» SHORT EXERCISE: Show each line from the listing that includes the word "Lieu".

» DATASET ENTRIES:
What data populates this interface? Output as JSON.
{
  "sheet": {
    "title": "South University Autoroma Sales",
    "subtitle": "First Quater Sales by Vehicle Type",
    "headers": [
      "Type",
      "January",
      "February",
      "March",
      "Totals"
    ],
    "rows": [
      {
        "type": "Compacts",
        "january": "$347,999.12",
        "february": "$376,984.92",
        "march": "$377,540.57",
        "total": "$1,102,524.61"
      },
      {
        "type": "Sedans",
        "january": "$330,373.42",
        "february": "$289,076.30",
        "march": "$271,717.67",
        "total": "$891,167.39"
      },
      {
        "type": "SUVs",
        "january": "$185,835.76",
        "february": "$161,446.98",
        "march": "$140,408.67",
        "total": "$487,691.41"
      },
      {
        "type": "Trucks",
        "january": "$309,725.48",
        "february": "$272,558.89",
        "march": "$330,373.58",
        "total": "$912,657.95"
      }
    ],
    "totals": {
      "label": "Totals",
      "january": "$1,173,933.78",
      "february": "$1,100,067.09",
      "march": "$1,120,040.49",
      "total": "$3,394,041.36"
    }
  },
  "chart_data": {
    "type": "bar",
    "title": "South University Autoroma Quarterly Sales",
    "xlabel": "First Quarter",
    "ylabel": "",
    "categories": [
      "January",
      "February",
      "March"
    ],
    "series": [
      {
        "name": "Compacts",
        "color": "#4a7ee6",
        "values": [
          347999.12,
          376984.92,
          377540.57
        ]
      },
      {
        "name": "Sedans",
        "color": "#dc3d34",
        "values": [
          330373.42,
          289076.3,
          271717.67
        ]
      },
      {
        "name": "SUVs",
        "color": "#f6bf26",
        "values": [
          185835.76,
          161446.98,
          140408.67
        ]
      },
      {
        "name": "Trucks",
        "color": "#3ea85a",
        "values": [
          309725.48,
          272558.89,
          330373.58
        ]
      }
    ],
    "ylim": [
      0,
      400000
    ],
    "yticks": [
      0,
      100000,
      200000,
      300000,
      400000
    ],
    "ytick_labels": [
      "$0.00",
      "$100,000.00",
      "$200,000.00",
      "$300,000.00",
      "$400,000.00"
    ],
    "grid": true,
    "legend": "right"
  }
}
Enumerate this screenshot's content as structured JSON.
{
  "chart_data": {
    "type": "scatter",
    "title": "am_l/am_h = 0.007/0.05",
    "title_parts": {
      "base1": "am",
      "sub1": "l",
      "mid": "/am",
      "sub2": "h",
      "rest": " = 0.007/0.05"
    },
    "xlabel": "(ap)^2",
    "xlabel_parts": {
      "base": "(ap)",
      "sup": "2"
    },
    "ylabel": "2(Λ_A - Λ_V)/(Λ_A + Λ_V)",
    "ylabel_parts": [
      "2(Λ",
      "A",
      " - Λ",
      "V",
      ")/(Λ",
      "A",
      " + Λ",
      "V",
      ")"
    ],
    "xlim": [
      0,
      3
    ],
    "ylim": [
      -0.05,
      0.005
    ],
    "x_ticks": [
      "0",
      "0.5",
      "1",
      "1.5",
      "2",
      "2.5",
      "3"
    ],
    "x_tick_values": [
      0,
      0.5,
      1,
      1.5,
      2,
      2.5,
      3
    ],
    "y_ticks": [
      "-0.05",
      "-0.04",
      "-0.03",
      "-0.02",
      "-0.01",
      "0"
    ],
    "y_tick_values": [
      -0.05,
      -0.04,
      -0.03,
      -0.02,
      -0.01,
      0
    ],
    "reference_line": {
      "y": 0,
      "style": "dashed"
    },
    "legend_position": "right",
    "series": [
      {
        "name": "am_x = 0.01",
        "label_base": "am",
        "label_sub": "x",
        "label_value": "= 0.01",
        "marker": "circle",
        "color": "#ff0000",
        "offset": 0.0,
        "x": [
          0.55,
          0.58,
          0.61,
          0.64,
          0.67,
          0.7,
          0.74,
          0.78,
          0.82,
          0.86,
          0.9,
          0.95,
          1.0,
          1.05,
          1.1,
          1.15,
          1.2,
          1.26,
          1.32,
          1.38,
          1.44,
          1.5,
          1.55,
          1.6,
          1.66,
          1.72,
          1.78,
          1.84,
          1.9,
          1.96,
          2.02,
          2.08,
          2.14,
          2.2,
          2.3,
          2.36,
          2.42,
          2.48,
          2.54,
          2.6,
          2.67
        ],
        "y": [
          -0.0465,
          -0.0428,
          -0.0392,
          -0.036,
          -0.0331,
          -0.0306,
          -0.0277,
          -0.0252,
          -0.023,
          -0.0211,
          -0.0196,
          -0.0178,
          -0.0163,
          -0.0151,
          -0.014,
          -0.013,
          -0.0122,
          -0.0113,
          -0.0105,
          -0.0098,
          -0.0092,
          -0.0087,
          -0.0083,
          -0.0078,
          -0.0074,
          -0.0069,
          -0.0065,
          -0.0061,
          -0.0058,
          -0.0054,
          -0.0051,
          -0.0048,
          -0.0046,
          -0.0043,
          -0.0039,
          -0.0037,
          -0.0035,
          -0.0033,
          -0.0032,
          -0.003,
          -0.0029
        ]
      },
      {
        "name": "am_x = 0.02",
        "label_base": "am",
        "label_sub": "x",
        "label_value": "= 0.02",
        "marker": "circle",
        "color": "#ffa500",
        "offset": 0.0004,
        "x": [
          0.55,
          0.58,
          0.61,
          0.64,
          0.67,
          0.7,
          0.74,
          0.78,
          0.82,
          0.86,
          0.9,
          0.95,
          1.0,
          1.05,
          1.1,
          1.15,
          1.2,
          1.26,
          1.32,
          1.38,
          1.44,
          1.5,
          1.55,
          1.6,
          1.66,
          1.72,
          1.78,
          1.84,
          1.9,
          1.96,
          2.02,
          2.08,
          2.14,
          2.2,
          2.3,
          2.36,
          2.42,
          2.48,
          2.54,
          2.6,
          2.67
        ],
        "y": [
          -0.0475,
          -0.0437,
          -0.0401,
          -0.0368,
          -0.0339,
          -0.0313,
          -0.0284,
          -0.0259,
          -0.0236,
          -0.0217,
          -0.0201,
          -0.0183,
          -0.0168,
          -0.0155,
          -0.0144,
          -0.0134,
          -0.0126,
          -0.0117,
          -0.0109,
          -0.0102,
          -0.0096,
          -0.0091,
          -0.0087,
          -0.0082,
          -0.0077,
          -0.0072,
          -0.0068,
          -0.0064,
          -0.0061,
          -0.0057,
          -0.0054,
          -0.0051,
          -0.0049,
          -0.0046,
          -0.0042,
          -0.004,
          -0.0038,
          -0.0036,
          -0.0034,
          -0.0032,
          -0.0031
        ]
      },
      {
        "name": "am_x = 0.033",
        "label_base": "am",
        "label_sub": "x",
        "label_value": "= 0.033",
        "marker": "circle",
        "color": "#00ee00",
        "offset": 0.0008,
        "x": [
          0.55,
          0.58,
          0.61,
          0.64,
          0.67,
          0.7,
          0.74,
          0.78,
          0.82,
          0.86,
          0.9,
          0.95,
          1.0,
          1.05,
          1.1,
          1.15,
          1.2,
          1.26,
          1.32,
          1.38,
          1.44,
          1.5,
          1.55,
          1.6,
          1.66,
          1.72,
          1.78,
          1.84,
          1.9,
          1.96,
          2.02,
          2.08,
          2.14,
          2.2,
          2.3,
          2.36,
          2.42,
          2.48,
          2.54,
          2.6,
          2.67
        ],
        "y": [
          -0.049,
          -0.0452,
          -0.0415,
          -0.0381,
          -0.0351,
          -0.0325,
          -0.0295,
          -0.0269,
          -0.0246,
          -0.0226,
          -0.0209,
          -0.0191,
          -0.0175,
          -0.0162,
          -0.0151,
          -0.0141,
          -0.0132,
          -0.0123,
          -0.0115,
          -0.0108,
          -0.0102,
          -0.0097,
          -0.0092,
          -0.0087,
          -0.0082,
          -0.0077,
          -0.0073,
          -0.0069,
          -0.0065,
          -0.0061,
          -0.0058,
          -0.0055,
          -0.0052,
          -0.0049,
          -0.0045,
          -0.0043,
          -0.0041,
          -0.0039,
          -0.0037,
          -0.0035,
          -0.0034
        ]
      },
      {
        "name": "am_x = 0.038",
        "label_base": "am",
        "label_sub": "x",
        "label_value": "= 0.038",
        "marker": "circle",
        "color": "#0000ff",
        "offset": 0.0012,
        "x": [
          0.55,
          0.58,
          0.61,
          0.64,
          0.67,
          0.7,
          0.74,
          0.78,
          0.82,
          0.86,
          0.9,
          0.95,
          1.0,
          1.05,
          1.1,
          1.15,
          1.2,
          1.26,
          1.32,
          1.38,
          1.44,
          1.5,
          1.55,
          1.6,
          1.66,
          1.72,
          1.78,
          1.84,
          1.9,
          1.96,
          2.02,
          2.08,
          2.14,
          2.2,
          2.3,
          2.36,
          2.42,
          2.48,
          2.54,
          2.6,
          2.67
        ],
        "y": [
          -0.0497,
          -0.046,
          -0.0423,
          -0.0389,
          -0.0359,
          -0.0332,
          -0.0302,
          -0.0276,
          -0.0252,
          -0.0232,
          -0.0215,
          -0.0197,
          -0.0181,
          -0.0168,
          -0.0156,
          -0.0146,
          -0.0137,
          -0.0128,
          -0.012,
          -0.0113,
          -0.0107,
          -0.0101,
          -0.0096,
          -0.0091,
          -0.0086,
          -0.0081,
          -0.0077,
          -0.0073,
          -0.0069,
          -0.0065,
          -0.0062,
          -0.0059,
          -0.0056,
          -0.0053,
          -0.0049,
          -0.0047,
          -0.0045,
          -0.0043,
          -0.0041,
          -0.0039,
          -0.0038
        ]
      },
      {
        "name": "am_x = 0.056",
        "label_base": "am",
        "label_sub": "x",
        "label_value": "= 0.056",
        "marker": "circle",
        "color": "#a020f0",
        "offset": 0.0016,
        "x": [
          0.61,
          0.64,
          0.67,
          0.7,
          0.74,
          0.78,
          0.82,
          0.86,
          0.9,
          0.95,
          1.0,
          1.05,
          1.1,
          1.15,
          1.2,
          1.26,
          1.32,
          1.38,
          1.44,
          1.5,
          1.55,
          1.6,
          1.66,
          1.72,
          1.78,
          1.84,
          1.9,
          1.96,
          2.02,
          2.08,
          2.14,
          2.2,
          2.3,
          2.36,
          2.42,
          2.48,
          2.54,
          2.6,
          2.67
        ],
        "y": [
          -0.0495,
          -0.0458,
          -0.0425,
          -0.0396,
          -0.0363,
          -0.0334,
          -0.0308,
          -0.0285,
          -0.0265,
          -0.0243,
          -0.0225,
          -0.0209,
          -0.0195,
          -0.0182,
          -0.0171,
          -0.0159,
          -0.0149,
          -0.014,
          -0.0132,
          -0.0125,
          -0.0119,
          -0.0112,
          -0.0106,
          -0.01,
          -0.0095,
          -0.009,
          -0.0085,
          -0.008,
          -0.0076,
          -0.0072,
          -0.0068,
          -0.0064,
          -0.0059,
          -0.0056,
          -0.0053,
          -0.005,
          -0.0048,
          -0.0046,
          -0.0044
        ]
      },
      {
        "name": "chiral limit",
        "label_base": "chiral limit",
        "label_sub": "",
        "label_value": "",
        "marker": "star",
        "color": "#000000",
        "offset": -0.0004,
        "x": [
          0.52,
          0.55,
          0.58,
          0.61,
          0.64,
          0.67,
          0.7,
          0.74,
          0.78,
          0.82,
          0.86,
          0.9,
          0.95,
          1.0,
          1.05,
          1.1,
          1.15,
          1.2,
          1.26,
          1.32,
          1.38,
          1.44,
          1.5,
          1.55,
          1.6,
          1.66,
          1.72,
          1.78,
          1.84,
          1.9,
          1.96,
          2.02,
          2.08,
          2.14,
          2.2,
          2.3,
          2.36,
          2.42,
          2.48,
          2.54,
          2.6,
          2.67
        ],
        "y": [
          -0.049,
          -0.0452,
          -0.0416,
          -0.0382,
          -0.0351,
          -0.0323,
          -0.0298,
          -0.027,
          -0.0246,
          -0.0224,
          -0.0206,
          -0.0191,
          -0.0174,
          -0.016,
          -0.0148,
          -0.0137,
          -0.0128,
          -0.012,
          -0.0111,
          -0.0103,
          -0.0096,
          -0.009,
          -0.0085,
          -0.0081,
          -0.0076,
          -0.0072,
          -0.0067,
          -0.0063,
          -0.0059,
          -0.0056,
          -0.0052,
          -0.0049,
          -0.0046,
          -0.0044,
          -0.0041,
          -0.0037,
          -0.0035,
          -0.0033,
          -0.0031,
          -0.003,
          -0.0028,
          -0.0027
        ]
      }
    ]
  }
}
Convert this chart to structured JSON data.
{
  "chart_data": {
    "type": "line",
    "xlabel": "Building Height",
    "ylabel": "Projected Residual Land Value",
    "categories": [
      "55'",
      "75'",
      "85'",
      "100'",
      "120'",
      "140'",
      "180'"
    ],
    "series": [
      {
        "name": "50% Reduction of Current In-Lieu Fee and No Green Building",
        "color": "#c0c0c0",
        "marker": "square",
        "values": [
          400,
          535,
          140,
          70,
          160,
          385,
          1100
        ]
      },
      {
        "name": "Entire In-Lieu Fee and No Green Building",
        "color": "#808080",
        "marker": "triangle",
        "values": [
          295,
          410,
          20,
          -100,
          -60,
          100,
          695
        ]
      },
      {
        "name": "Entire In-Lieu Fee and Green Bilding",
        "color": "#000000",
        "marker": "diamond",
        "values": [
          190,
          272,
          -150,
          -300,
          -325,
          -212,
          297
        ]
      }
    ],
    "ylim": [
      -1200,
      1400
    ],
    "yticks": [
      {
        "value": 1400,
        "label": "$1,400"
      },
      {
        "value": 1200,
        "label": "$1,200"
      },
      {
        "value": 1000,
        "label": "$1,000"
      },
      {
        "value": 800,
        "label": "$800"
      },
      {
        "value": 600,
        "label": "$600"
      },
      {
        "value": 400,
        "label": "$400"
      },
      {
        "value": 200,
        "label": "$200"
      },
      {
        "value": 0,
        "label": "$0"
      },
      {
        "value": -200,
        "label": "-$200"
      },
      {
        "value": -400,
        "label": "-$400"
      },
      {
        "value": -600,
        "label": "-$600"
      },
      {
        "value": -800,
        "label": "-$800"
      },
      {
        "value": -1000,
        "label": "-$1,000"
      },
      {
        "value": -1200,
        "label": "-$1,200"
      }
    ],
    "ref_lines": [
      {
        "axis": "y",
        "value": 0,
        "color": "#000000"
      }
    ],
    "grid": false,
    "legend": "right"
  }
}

» RESULT FOR THIS TASK:
        "name": "50% Reduction of Current In-Lieu Fee and No Green Building",
        "name": "Entire In-Lieu Fee and No Green Building",
        "name": "Entire In-Lieu Fee and Green Bilding",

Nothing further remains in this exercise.